Figure record listings:
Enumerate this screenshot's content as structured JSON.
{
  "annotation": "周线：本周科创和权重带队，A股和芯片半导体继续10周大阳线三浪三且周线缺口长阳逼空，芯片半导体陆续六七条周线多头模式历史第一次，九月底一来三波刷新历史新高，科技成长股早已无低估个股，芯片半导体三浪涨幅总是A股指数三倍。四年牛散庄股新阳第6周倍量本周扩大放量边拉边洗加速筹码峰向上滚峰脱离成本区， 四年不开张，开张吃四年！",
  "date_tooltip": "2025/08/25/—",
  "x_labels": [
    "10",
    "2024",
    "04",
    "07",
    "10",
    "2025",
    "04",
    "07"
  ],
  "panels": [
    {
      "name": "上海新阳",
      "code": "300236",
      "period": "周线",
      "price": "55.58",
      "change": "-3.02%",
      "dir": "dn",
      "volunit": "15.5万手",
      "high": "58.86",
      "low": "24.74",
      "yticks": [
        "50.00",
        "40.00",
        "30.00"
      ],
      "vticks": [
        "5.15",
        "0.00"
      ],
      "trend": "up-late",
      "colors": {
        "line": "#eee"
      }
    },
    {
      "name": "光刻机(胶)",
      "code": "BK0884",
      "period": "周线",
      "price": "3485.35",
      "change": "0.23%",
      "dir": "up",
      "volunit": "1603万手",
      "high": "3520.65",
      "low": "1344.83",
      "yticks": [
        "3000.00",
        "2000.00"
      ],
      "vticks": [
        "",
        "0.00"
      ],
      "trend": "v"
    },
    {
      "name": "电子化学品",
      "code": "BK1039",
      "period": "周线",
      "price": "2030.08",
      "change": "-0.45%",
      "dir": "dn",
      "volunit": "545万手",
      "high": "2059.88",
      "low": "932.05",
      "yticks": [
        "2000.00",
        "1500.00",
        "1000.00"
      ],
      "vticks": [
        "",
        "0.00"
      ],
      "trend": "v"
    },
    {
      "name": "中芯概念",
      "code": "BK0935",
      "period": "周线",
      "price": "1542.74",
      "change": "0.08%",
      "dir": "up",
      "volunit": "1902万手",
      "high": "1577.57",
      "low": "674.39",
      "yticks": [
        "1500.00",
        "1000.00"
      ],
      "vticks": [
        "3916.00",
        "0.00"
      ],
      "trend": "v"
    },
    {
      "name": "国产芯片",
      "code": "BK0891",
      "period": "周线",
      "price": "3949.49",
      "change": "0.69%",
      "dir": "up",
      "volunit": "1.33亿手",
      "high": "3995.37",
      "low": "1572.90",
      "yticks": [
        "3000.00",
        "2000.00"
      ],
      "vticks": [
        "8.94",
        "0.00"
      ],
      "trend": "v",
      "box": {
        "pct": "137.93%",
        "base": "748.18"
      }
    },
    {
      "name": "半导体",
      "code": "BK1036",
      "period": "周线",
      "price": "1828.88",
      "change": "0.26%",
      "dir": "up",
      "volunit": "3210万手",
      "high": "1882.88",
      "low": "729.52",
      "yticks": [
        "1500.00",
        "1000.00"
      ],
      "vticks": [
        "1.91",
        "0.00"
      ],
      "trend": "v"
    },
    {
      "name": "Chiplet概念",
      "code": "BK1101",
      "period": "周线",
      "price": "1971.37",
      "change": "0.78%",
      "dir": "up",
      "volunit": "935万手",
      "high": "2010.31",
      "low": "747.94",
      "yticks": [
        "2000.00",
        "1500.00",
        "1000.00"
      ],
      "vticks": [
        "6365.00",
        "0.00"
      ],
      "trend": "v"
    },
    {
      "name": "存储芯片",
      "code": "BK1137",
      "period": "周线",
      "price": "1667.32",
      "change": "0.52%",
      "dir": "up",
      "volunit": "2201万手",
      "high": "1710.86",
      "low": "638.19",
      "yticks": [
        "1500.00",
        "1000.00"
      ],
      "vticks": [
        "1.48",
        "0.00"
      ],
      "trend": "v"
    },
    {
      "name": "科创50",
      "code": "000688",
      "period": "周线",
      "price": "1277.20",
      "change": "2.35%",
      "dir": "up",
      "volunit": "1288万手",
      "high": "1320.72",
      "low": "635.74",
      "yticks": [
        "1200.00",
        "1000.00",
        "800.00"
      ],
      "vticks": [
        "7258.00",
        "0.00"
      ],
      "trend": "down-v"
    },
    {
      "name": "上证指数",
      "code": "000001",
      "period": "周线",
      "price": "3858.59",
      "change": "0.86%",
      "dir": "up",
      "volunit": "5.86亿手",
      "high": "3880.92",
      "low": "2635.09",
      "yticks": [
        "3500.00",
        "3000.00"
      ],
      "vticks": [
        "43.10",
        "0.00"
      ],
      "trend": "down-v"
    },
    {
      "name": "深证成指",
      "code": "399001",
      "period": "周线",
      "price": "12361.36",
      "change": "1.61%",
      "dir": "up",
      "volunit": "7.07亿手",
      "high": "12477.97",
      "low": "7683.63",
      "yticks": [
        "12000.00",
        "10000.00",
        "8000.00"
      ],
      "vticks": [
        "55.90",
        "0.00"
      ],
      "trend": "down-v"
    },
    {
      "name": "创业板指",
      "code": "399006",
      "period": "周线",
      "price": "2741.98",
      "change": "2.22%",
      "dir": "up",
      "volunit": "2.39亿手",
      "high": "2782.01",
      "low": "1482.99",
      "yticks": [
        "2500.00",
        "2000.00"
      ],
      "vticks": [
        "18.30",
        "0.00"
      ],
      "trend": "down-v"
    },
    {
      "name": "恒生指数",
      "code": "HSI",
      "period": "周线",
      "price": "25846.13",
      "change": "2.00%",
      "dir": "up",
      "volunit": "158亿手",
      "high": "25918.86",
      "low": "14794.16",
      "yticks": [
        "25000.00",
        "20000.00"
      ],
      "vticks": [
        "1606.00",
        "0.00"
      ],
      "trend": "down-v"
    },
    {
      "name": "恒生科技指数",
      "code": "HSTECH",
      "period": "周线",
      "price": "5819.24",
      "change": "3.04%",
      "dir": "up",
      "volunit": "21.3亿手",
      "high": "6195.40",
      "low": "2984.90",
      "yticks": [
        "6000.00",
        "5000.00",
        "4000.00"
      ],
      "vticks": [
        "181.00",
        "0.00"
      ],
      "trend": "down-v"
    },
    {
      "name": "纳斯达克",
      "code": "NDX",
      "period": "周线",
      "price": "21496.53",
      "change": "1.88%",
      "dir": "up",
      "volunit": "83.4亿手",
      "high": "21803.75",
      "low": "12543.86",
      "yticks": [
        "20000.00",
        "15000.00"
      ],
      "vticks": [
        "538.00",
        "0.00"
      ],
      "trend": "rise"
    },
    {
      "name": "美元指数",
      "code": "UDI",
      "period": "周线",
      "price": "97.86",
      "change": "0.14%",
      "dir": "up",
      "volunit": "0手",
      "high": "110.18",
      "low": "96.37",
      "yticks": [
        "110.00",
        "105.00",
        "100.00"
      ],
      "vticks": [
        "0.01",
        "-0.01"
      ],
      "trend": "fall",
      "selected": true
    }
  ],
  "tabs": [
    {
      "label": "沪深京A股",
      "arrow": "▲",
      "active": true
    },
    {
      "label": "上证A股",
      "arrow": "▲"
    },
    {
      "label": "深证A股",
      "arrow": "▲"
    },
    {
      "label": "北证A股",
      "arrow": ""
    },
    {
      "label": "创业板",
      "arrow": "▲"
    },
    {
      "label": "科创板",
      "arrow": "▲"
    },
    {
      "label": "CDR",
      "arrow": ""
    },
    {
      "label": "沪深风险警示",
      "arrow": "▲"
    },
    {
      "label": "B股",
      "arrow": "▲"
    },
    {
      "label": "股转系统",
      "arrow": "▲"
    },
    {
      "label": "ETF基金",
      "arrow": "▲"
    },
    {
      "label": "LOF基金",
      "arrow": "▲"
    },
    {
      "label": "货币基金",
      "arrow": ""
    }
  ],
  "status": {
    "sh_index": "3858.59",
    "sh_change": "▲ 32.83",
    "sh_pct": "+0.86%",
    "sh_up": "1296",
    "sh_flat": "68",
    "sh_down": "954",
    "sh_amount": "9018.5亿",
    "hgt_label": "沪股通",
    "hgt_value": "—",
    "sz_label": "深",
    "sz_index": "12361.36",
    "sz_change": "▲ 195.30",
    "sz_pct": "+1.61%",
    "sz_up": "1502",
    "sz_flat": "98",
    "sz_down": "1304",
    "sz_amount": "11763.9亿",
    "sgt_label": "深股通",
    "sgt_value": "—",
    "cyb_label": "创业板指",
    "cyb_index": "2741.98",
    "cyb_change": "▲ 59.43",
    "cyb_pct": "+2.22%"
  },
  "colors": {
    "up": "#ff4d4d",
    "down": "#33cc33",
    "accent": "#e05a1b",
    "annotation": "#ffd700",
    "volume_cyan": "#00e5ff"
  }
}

---

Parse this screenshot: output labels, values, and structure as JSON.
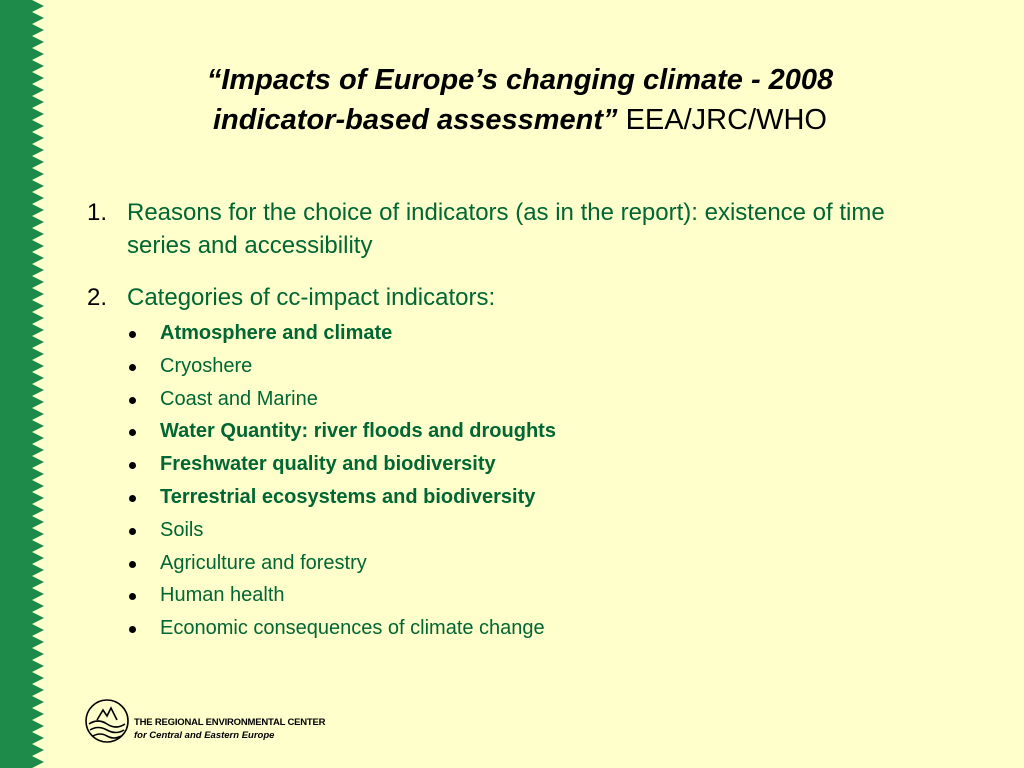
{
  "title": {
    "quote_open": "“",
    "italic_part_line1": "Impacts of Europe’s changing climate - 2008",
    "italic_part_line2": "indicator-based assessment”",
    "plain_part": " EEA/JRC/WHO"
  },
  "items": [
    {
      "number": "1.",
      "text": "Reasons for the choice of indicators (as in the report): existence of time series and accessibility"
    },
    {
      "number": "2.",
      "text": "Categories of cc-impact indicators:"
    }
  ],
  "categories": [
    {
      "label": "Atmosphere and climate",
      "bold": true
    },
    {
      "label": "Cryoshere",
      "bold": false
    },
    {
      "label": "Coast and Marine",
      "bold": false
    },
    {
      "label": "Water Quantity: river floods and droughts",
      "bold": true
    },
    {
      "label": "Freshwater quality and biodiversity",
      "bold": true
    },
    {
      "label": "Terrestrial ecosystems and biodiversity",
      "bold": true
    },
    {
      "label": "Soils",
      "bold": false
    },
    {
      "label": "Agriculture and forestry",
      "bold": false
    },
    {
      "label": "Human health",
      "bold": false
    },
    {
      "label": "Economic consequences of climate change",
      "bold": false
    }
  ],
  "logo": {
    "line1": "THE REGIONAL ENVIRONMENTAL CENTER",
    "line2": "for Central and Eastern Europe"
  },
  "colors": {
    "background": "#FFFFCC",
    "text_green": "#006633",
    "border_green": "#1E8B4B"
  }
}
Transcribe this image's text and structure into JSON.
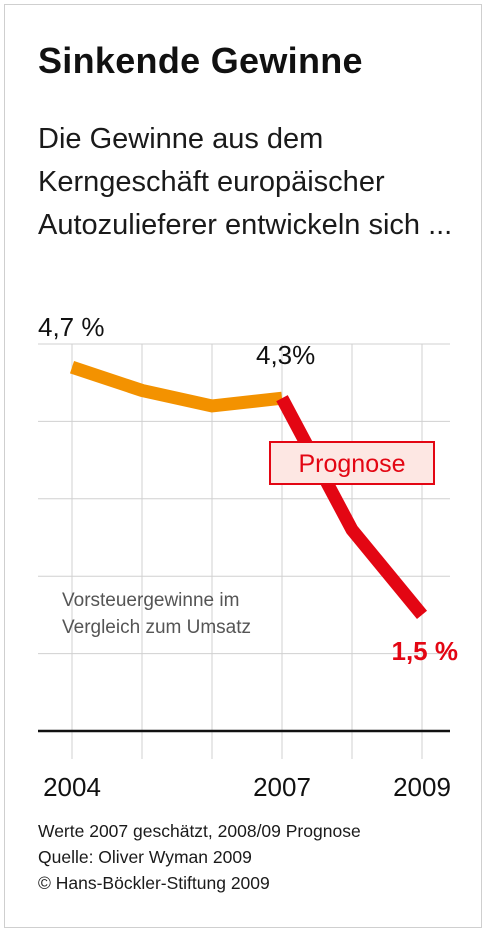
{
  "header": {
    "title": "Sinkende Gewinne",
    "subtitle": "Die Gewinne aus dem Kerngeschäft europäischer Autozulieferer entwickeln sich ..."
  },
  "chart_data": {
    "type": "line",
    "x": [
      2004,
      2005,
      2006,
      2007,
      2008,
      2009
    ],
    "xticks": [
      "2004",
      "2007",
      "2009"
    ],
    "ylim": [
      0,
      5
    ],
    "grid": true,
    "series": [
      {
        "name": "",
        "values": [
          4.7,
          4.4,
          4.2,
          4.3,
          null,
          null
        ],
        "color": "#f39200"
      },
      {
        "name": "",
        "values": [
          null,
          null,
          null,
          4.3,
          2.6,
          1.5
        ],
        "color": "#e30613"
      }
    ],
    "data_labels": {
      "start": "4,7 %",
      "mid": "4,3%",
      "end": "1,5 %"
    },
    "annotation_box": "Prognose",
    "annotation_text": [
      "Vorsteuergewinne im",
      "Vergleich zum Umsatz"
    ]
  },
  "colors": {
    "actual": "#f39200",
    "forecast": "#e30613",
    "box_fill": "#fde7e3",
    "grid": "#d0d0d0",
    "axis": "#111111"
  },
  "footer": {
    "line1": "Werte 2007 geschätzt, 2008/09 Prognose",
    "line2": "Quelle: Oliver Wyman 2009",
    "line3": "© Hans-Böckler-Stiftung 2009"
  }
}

---

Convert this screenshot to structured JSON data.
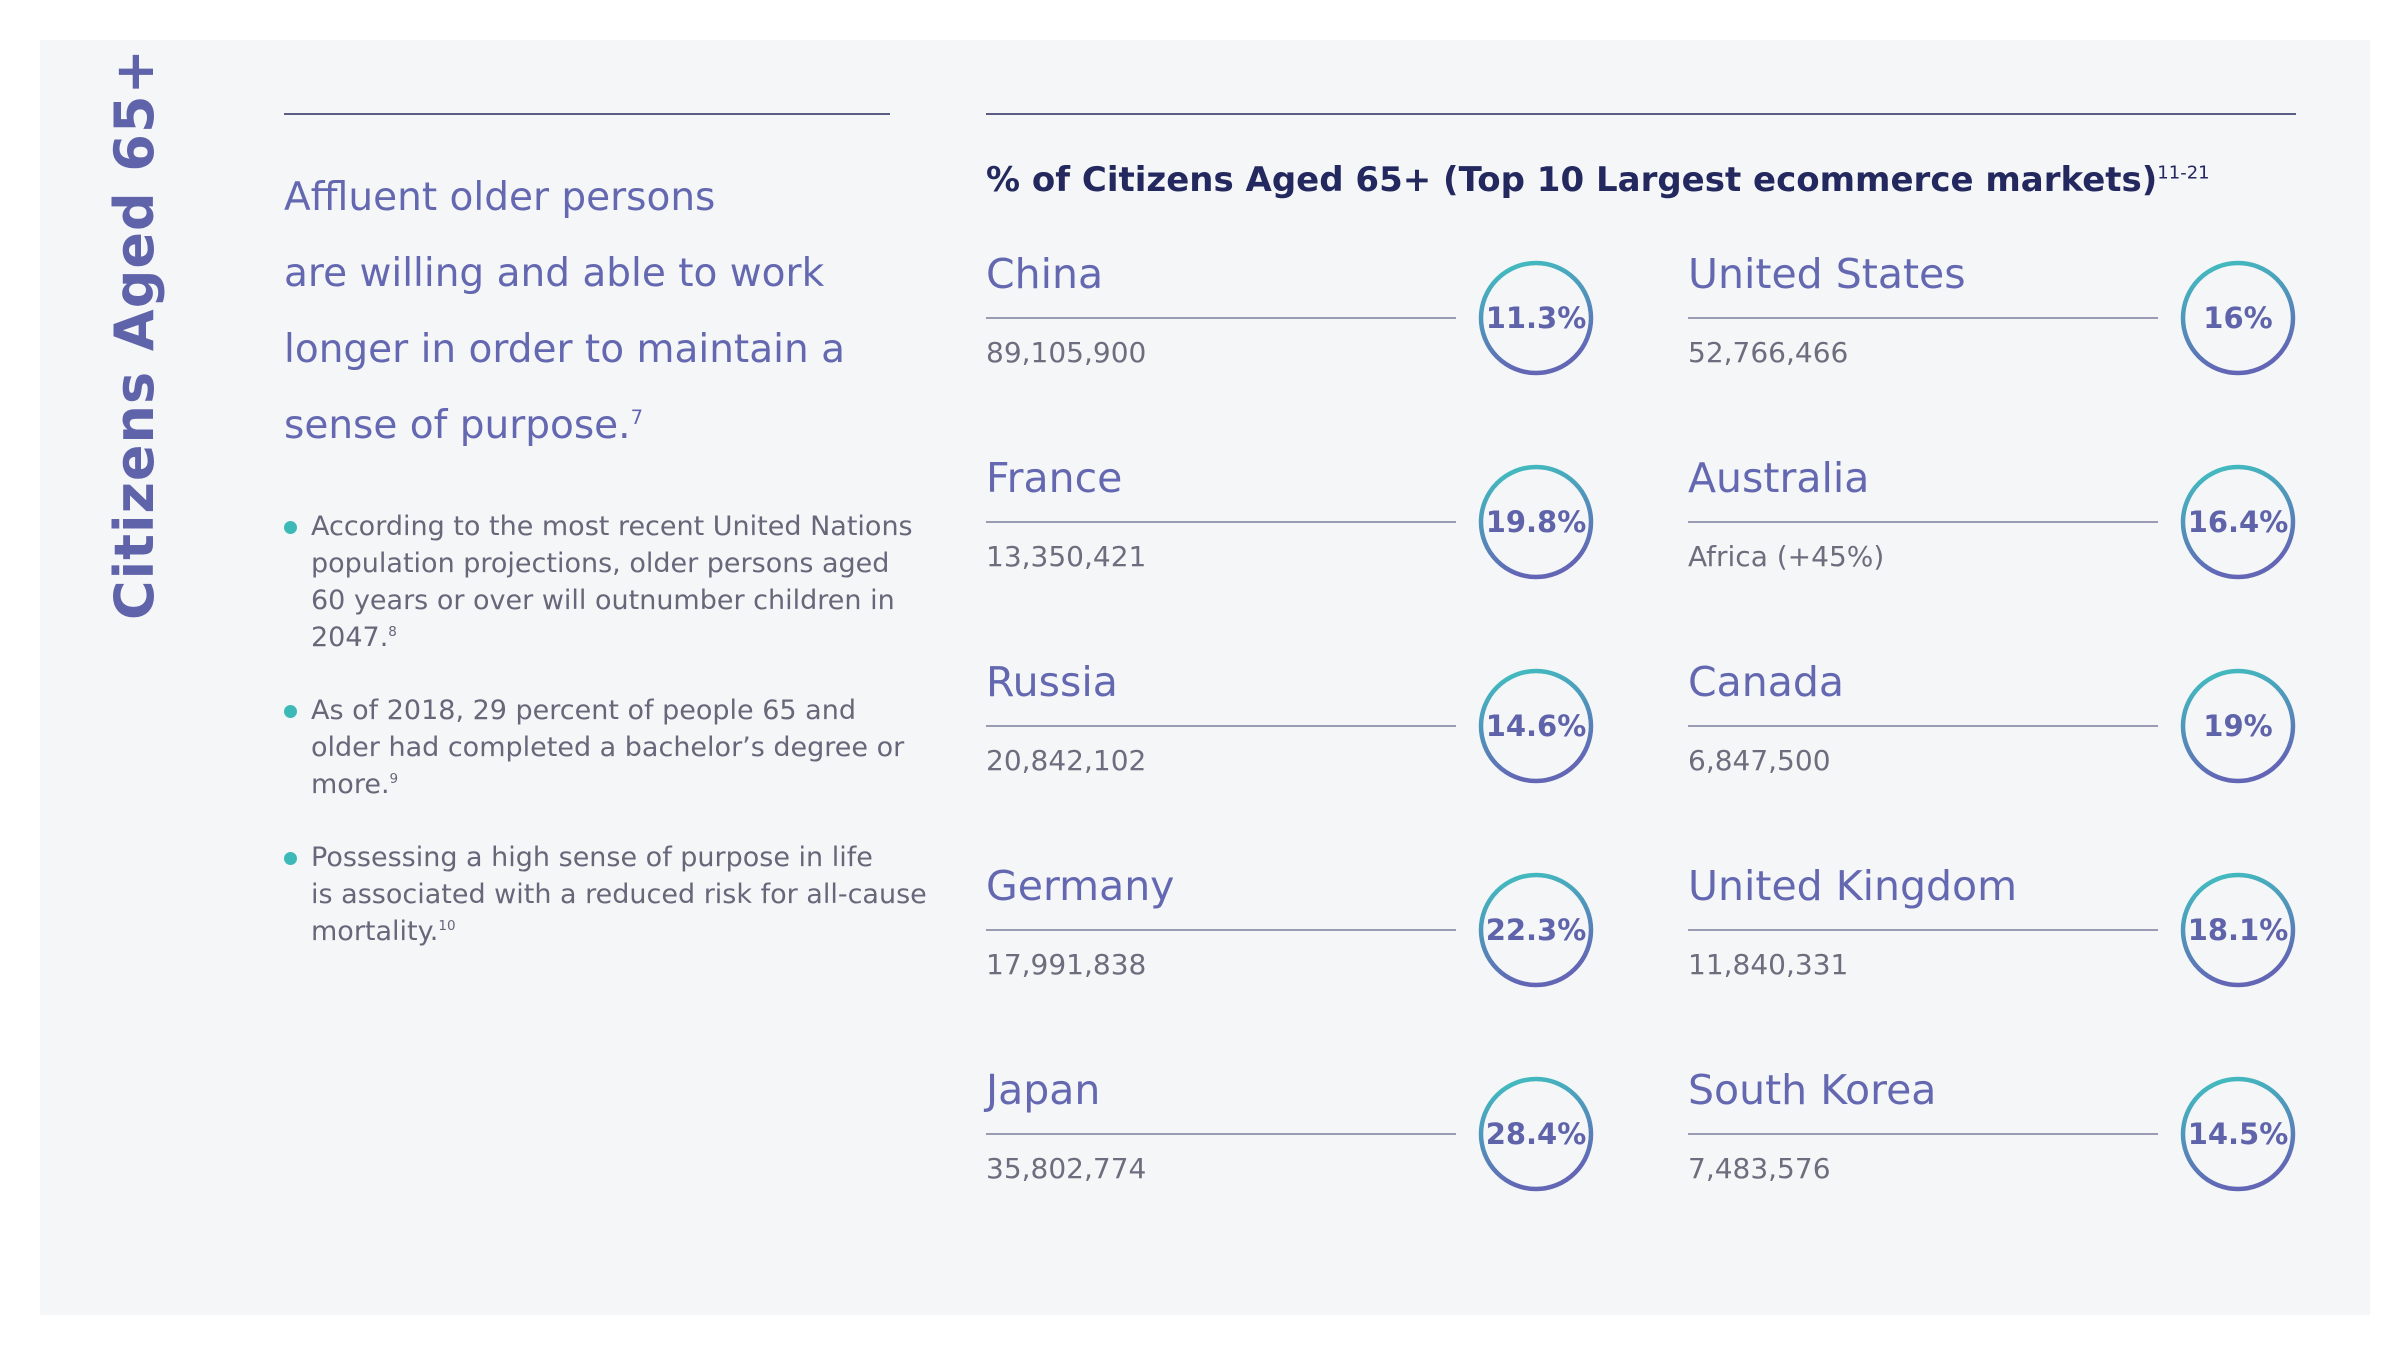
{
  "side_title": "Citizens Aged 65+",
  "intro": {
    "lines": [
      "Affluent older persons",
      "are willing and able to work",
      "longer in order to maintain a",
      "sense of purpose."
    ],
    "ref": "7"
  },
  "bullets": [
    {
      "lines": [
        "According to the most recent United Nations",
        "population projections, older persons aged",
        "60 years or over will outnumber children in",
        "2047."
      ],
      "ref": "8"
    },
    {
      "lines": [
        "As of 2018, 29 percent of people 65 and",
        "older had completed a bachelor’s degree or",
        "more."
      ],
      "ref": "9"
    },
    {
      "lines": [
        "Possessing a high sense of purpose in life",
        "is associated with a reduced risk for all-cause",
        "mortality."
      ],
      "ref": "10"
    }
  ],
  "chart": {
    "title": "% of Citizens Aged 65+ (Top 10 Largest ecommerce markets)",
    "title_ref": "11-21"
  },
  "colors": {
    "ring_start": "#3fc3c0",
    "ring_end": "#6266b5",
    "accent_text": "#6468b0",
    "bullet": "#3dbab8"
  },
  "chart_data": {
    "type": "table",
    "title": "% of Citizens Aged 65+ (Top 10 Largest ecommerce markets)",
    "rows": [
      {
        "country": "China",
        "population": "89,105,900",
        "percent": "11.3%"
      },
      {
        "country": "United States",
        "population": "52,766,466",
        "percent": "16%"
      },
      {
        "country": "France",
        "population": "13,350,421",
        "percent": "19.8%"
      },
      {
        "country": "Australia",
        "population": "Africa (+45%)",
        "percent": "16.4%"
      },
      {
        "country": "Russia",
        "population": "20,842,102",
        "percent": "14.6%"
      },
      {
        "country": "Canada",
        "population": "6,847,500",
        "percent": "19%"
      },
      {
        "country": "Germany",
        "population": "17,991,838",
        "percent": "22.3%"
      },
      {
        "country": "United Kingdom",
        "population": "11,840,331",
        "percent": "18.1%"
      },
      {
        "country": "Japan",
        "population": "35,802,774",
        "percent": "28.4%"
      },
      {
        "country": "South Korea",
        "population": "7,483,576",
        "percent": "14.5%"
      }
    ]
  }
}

:: TASK STATEMENT ::
Reply with the number of lines in the material above that contain "persons", and nothing more.

:: TASK OUTPUT ::
2